# EXERCISE INPUTS:
◇ ◇ ◇ ◇ ◇
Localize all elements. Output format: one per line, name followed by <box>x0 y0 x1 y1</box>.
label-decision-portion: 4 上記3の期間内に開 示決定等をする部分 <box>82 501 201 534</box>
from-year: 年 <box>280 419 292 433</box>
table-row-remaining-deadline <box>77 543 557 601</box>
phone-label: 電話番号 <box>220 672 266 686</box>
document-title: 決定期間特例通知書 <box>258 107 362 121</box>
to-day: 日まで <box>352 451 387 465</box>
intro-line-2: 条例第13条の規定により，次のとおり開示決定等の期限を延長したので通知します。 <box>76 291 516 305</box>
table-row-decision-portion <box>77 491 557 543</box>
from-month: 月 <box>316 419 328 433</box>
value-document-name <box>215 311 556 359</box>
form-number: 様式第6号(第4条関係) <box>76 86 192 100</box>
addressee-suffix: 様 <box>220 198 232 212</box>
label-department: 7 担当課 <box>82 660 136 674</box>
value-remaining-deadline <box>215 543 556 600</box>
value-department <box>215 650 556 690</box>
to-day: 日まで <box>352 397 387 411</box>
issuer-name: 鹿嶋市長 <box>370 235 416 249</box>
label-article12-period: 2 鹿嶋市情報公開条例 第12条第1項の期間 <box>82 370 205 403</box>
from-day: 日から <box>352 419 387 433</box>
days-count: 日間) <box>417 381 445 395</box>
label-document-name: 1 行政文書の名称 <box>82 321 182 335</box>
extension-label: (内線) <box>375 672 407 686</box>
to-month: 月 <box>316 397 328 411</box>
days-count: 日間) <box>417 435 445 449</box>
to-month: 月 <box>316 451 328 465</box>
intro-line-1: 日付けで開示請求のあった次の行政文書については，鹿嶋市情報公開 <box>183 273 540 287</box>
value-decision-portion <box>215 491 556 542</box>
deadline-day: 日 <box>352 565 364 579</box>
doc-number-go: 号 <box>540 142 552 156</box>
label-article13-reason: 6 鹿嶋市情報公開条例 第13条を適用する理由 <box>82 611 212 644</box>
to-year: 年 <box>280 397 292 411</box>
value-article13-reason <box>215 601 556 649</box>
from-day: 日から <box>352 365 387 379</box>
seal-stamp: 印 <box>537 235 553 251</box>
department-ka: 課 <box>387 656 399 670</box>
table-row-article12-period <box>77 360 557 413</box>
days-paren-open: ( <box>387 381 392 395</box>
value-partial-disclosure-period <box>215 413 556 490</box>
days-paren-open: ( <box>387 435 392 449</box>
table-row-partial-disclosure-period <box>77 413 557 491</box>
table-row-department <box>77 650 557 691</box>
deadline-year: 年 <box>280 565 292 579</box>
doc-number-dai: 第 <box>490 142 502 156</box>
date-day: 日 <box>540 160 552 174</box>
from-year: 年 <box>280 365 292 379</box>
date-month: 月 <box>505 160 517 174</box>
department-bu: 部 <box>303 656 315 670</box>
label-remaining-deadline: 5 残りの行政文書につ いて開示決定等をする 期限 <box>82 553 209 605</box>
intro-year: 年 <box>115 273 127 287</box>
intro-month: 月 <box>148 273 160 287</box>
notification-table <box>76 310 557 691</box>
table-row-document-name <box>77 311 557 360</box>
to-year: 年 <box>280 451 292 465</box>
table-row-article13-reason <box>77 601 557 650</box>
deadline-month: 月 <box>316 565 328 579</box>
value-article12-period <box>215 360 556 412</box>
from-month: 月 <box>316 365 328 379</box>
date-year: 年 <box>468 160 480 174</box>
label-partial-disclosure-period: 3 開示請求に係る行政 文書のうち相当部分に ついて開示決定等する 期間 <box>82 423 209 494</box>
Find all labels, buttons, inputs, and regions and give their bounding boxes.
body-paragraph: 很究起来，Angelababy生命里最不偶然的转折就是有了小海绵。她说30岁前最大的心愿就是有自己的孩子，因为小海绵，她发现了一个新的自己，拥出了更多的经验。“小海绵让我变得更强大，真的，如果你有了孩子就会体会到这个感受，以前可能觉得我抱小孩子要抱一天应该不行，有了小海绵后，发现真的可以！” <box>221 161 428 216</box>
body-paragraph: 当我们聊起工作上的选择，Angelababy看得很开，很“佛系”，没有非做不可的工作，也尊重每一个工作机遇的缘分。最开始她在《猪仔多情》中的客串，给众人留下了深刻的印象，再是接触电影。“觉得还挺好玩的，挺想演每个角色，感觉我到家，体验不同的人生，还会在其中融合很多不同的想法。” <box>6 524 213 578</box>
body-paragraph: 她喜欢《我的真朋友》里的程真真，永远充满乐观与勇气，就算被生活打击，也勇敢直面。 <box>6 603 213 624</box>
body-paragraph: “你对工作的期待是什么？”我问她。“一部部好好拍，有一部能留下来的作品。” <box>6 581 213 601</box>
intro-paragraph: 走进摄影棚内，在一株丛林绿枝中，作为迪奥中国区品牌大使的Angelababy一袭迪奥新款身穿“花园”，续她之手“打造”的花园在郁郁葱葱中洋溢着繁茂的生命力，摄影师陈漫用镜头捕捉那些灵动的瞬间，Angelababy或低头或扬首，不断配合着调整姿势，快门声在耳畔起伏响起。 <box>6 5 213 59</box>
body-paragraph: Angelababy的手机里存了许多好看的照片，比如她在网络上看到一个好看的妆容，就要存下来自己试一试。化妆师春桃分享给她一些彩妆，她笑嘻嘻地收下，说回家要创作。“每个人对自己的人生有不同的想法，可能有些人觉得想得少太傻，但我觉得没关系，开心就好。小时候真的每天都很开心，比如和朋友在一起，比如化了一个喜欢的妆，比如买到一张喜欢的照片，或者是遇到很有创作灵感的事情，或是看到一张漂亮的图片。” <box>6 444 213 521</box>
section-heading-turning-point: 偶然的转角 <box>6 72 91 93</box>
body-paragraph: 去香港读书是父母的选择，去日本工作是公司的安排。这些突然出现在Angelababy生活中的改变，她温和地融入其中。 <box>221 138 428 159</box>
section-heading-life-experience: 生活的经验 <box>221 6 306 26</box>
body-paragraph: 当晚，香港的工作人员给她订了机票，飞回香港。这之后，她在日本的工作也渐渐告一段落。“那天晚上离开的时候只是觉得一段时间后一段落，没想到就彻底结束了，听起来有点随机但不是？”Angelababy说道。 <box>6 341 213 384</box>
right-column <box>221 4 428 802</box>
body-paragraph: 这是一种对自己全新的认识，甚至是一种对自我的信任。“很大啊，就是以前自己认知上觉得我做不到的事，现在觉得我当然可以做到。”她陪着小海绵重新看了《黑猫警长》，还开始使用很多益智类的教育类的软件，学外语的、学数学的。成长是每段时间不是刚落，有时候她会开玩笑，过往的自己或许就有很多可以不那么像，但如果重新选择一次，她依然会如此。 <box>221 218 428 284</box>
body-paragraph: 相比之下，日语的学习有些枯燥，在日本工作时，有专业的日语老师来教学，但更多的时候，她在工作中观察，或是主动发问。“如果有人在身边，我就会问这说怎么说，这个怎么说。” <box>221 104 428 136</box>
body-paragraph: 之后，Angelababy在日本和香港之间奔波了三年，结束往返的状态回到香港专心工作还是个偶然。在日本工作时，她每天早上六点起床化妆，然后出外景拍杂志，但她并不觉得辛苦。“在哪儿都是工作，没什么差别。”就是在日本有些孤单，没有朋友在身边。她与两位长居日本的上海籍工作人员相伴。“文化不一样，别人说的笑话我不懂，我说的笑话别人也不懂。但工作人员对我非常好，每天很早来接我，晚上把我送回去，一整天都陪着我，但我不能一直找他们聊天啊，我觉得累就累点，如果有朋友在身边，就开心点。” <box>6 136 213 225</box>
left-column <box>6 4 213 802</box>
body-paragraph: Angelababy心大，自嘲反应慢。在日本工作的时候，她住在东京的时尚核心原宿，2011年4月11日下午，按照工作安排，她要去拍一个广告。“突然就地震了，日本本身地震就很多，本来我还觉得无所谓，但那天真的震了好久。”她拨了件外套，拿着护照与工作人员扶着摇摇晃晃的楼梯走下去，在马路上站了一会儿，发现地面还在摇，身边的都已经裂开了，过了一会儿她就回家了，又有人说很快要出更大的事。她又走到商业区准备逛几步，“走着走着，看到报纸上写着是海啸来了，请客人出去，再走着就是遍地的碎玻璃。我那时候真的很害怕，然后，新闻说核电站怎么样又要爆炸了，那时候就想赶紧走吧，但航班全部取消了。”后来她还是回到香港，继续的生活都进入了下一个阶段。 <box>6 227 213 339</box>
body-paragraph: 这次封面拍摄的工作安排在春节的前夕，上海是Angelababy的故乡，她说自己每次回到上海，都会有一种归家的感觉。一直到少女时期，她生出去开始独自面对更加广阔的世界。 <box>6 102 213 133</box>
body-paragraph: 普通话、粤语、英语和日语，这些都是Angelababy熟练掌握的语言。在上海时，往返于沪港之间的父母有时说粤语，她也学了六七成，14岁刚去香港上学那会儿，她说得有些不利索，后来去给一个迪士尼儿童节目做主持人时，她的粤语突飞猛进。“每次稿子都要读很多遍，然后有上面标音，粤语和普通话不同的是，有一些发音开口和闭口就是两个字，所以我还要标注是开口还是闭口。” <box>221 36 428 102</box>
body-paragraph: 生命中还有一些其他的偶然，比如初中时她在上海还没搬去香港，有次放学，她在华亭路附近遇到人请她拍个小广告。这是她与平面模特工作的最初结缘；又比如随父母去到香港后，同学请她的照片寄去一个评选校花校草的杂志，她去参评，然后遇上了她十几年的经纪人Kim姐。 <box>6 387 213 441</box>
◇ ◇ ◇ ◇ ◇
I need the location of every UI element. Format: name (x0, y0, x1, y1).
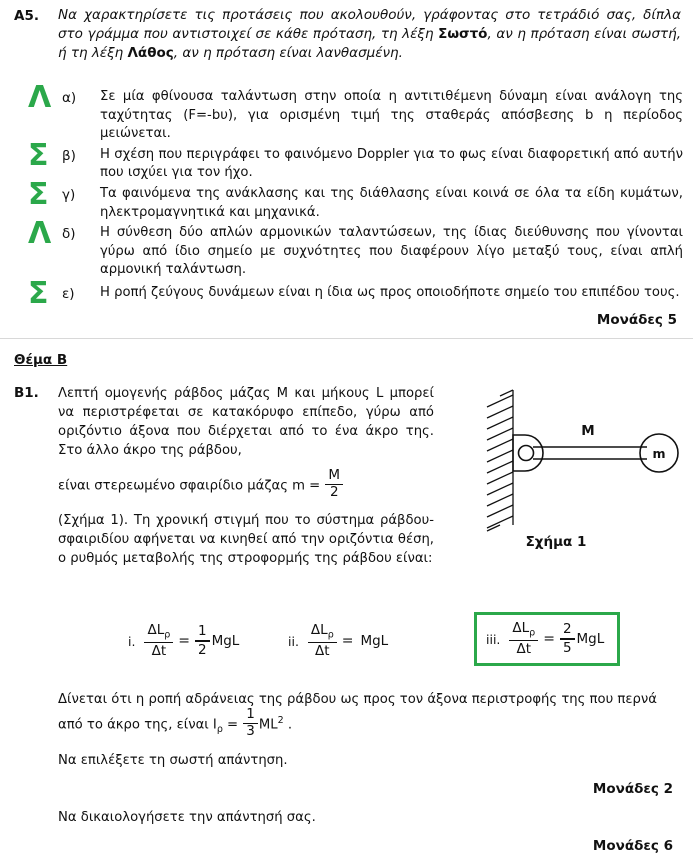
◇ ◇ ◇ ◇ ◇
# EXERCISE:
Convert the material between the lines holding "Localize all elements." and "label-department: 7 担当課", inclusive, to a two-column CSV with the headers request and answer. Each row should hold one text in the request column and its reply in the answer column, with each value in a single quoted field and line breaks replaced by spaces.

# CORRECT RESULT:
request,answer
"Localize all elements. Output format: one per line, name followed by <box>x0 y0 x1 y1</box>.","label-decision-portion: 4 上記3の期間内に開 示決定等をする部分 <box>82 501 201 534</box> from-year: 年 <box>280 419 292 433</box> table-row-remaining-deadline <box>77 543 557 601</box> phone-label: 電話番号 <box>220 672 266 686</box> document-title: 決定期間特例通知書 <box>258 107 362 121</box> to-day: 日まで <box>352 451 387 465</box> intro-line-2: 条例第13条の規定により，次のとおり開示決定等の期限を延長したので通知します。 <box>76 291 516 305</box> table-row-decision-portion <box>77 491 557 543</box> from-month: 月 <box>316 419 328 433</box> value-document-name <box>215 311 556 359</box> form-number: 様式第6号(第4条関係) <box>76 86 192 100</box> addressee-suffix: 様 <box>220 198 232 212</box> label-department: 7 担当課 <box>82 660 136 674</box>"